## start EXTRACTED ENTRIES

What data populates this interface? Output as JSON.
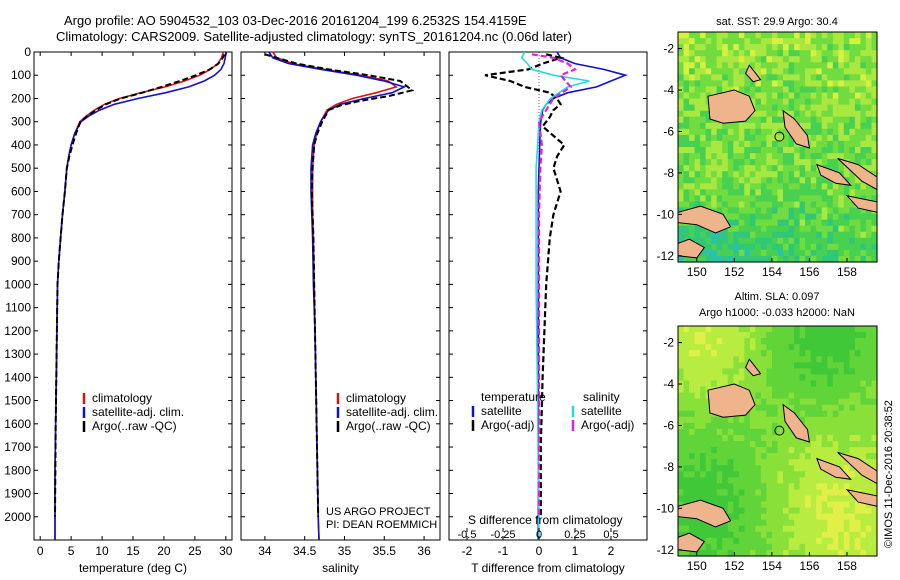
{
  "header": {
    "line1": "Argo profile: AO 5904532_103 03-Dec-2016 20161204_199 6.2532S 154.4159E",
    "line2": "Climatology: CARS2009. Satellite-adjusted climatology: synTS_20161204.nc (0.06d later)"
  },
  "credits": {
    "project": "US ARGO PROJECT",
    "pi": "PI: DEAN ROEMMICH",
    "imos": "©IMOS 11-Dec-2016 20:38:52"
  },
  "colors": {
    "climatology": "#dd1111",
    "satellite": "#1111cc",
    "argo": "#000000",
    "sat_salinity": "#22dddd",
    "argo_salinity": "#dd22dd",
    "land": "#f0b48c"
  },
  "chart_data": [
    {
      "type": "line",
      "id": "temperature",
      "xlabel": "temperature (deg C)",
      "ylabel": "",
      "xlim": [
        -1,
        31
      ],
      "ylim": [
        2100,
        0
      ],
      "xticks": [
        0,
        5,
        10,
        15,
        20,
        25,
        30
      ],
      "yticks": [
        0,
        100,
        200,
        300,
        400,
        500,
        600,
        700,
        800,
        900,
        1000,
        1100,
        1200,
        1300,
        1400,
        1500,
        1600,
        1700,
        1800,
        1900,
        2000
      ],
      "legend": [
        "climatology",
        "satellite-adj. clim.",
        "Argo(..raw -QC)"
      ],
      "series": [
        {
          "name": "climatology",
          "color": "#dd1111",
          "dashed": false,
          "x": [
            29.6,
            29.3,
            28.7,
            27.5,
            25.8,
            23.3,
            20.2,
            16.3,
            12.8,
            10.4,
            8.8,
            7.5,
            6.4,
            5.6,
            5.0,
            4.6,
            4.3,
            4.0,
            3.6,
            3.3,
            3.0,
            2.8,
            2.7,
            2.6,
            2.5,
            2.4,
            2.4
          ],
          "y": [
            0,
            25,
            50,
            75,
            100,
            125,
            150,
            175,
            200,
            225,
            250,
            275,
            300,
            350,
            400,
            450,
            500,
            600,
            700,
            800,
            900,
            1000,
            1200,
            1400,
            1600,
            1800,
            2100
          ]
        },
        {
          "name": "satellite-adj. clim.",
          "color": "#1111cc",
          "dashed": false,
          "x": [
            30.1,
            29.9,
            29.7,
            29.2,
            28.2,
            26.5,
            24.0,
            20.3,
            15.8,
            12.0,
            9.6,
            7.9,
            6.6,
            5.6,
            5.0,
            4.6,
            4.3,
            4.0,
            3.6,
            3.3,
            3.0,
            2.8,
            2.7,
            2.6,
            2.5,
            2.4,
            2.4
          ],
          "y": [
            0,
            25,
            50,
            75,
            100,
            125,
            150,
            175,
            200,
            225,
            250,
            275,
            300,
            350,
            400,
            450,
            500,
            600,
            700,
            800,
            900,
            1000,
            1200,
            1400,
            1600,
            1800,
            2100
          ]
        },
        {
          "name": "Argo(..raw -QC)",
          "color": "#000000",
          "dashed": true,
          "x": [
            29.8,
            29.5,
            28.8,
            27.4,
            25.2,
            22.6,
            19.6,
            16.5,
            13.0,
            10.6,
            9.0,
            7.6,
            6.5,
            5.8,
            5.2,
            4.7,
            4.3,
            4.0,
            3.6,
            3.3,
            3.0,
            2.8,
            2.7,
            2.6,
            2.5,
            2.4
          ],
          "y": [
            10,
            25,
            50,
            75,
            100,
            125,
            150,
            175,
            200,
            225,
            250,
            275,
            300,
            350,
            400,
            450,
            500,
            600,
            700,
            800,
            900,
            1000,
            1200,
            1400,
            1600,
            2000
          ]
        }
      ]
    },
    {
      "type": "line",
      "id": "salinity",
      "xlabel": "salinity",
      "ylabel": "",
      "xlim": [
        33.7,
        36.2
      ],
      "ylim": [
        2100,
        0
      ],
      "xticks": [
        34,
        34.5,
        35,
        35.5,
        36
      ],
      "legend": [
        "climatology",
        "satellite-adj. clim.",
        "Argo(..raw -QC)"
      ],
      "series": [
        {
          "name": "climatology",
          "color": "#dd1111",
          "dashed": false,
          "x": [
            34.1,
            34.15,
            34.35,
            34.75,
            35.2,
            35.55,
            35.65,
            35.4,
            35.1,
            34.9,
            34.78,
            34.7,
            34.65,
            34.62,
            34.6,
            34.6,
            34.6,
            34.61,
            34.62,
            34.63,
            34.64,
            34.65,
            34.66,
            34.67,
            34.68
          ],
          "y": [
            0,
            25,
            50,
            75,
            100,
            125,
            150,
            175,
            200,
            225,
            250,
            300,
            350,
            400,
            500,
            600,
            700,
            800,
            1000,
            1200,
            1400,
            1600,
            1800,
            2000,
            2100
          ]
        },
        {
          "name": "satellite-adj. clim.",
          "color": "#1111cc",
          "dashed": false,
          "x": [
            34.05,
            34.1,
            34.3,
            34.7,
            35.15,
            35.5,
            35.75,
            35.6,
            35.25,
            34.95,
            34.8,
            34.7,
            34.64,
            34.6,
            34.58,
            34.58,
            34.59,
            34.6,
            34.61,
            34.63,
            34.64,
            34.65,
            34.66,
            34.67,
            34.68
          ],
          "y": [
            0,
            25,
            50,
            75,
            100,
            125,
            150,
            175,
            200,
            225,
            250,
            300,
            350,
            400,
            500,
            600,
            700,
            800,
            1000,
            1200,
            1400,
            1600,
            1800,
            2000,
            2100
          ]
        },
        {
          "name": "Argo(..raw -QC)",
          "color": "#000000",
          "dashed": true,
          "x": [
            34.0,
            34.15,
            34.4,
            34.8,
            35.3,
            35.7,
            35.85,
            35.55,
            35.2,
            34.95,
            34.8,
            34.72,
            34.66,
            34.62,
            34.6,
            34.59,
            34.6,
            34.61,
            34.62,
            34.63,
            34.64,
            34.65,
            34.66,
            34.67
          ],
          "y": [
            10,
            25,
            50,
            75,
            100,
            125,
            165,
            190,
            210,
            230,
            250,
            300,
            350,
            400,
            500,
            600,
            700,
            800,
            1000,
            1200,
            1400,
            1600,
            1800,
            2000
          ]
        }
      ]
    },
    {
      "type": "line",
      "id": "differences",
      "xlabel_bottom": "T difference from climatology",
      "xlabel_top": "S difference from climatology",
      "xlim": [
        -2.5,
        3
      ],
      "ylim": [
        2100,
        0
      ],
      "xticks": [
        -2,
        -1,
        0,
        1,
        2
      ],
      "sticks": [
        {
          "v": -0.5,
          "label": "-0.5"
        },
        {
          "v": -0.25,
          "label": "-0.25"
        },
        {
          "v": 0,
          "label": "0"
        },
        {
          "v": 0.25,
          "label": "0.25"
        },
        {
          "v": 0.5,
          "label": "0.5"
        }
      ],
      "legend_left_title": "temperature",
      "legend_right_title": "salinity",
      "legend": [
        "satellite",
        "Argo(-adj)",
        "satellite",
        "Argo(-adj)"
      ],
      "series": [
        {
          "name": "satellite",
          "variable": "temperature",
          "color": "#1111cc",
          "dashed": false,
          "x": [
            0.5,
            0.6,
            1.0,
            1.8,
            2.4,
            2.0,
            1.6,
            0.8,
            0.4,
            0.2,
            0.1,
            0.05,
            0.03,
            0.02,
            0.0,
            -0.02,
            -0.02,
            -0.02,
            -0.02,
            -0.02,
            -0.02
          ],
          "y": [
            0,
            25,
            50,
            75,
            100,
            125,
            150,
            175,
            200,
            225,
            250,
            300,
            350,
            400,
            500,
            600,
            800,
            1000,
            1400,
            1800,
            2100
          ]
        },
        {
          "name": "Argo(-adj)",
          "variable": "temperature",
          "color": "#000000",
          "dashed": true,
          "x": [
            0.2,
            0.6,
            0.1,
            -0.3,
            -1.5,
            -0.8,
            -0.4,
            0.3,
            0.5,
            0.6,
            0.4,
            0.3,
            0.1,
            0.7,
            0.5,
            0.4,
            0.6,
            0.4,
            0.3,
            0.25,
            0.2,
            0.15,
            0.1,
            0.05,
            0.05
          ],
          "y": [
            10,
            25,
            50,
            75,
            100,
            125,
            150,
            175,
            200,
            225,
            250,
            280,
            320,
            400,
            450,
            500,
            600,
            700,
            800,
            900,
            1000,
            1200,
            1400,
            1700,
            2000
          ]
        },
        {
          "name": "satellite",
          "variable": "salinity",
          "color": "#22dddd",
          "dashed": false,
          "x": [
            -0.1,
            -0.12,
            -0.08,
            -0.05,
            0.1,
            0.35,
            0.2,
            0.08,
            0.02,
            0.0,
            -0.01,
            -0.02,
            -0.02,
            -0.02,
            -0.01,
            0.0
          ],
          "y": [
            0,
            25,
            50,
            75,
            100,
            125,
            150,
            200,
            250,
            300,
            400,
            500,
            700,
            1000,
            1500,
            2100
          ]
        },
        {
          "name": "Argo(-adj)",
          "variable": "salinity",
          "color": "#dd22dd",
          "dashed": true,
          "x": [
            -0.05,
            0.1,
            0.2,
            0.25,
            0.15,
            0.22,
            0.1,
            0.05,
            0.0,
            0.02,
            0.01,
            0.0,
            0.0,
            0.0
          ],
          "y": [
            10,
            25,
            50,
            75,
            100,
            150,
            200,
            250,
            300,
            400,
            500,
            700,
            1000,
            2000
          ]
        }
      ]
    },
    {
      "type": "heatmap",
      "id": "sst_map",
      "title": "sat. SST: 29.9  Argo: 30.4",
      "xlim": [
        149,
        159.6
      ],
      "ylim": [
        -12.3,
        -1.2
      ],
      "xticks": [
        150,
        152,
        154,
        156,
        158
      ],
      "yticks": [
        -2,
        -4,
        -6,
        -8,
        -10,
        -12
      ],
      "argo_position": [
        154.4,
        -6.25
      ]
    },
    {
      "type": "heatmap",
      "id": "sla_map",
      "title_line1": "Altim. SLA: 0.097",
      "title_line2": "Argo h1000: -0.033 h2000: NaN",
      "xlim": [
        149,
        159.6
      ],
      "ylim": [
        -12.3,
        -1.2
      ],
      "xticks": [
        150,
        152,
        154,
        156,
        158
      ],
      "yticks": [
        -2,
        -4,
        -6,
        -8,
        -10,
        -12
      ],
      "argo_position": [
        154.4,
        -6.25
      ]
    }
  ]
}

## end EXTRACTED ENTRIES

EXERCISE AIM. Count the lines of the data that include the string "from", and give only that number.

PROBLEM SOLUTION. 2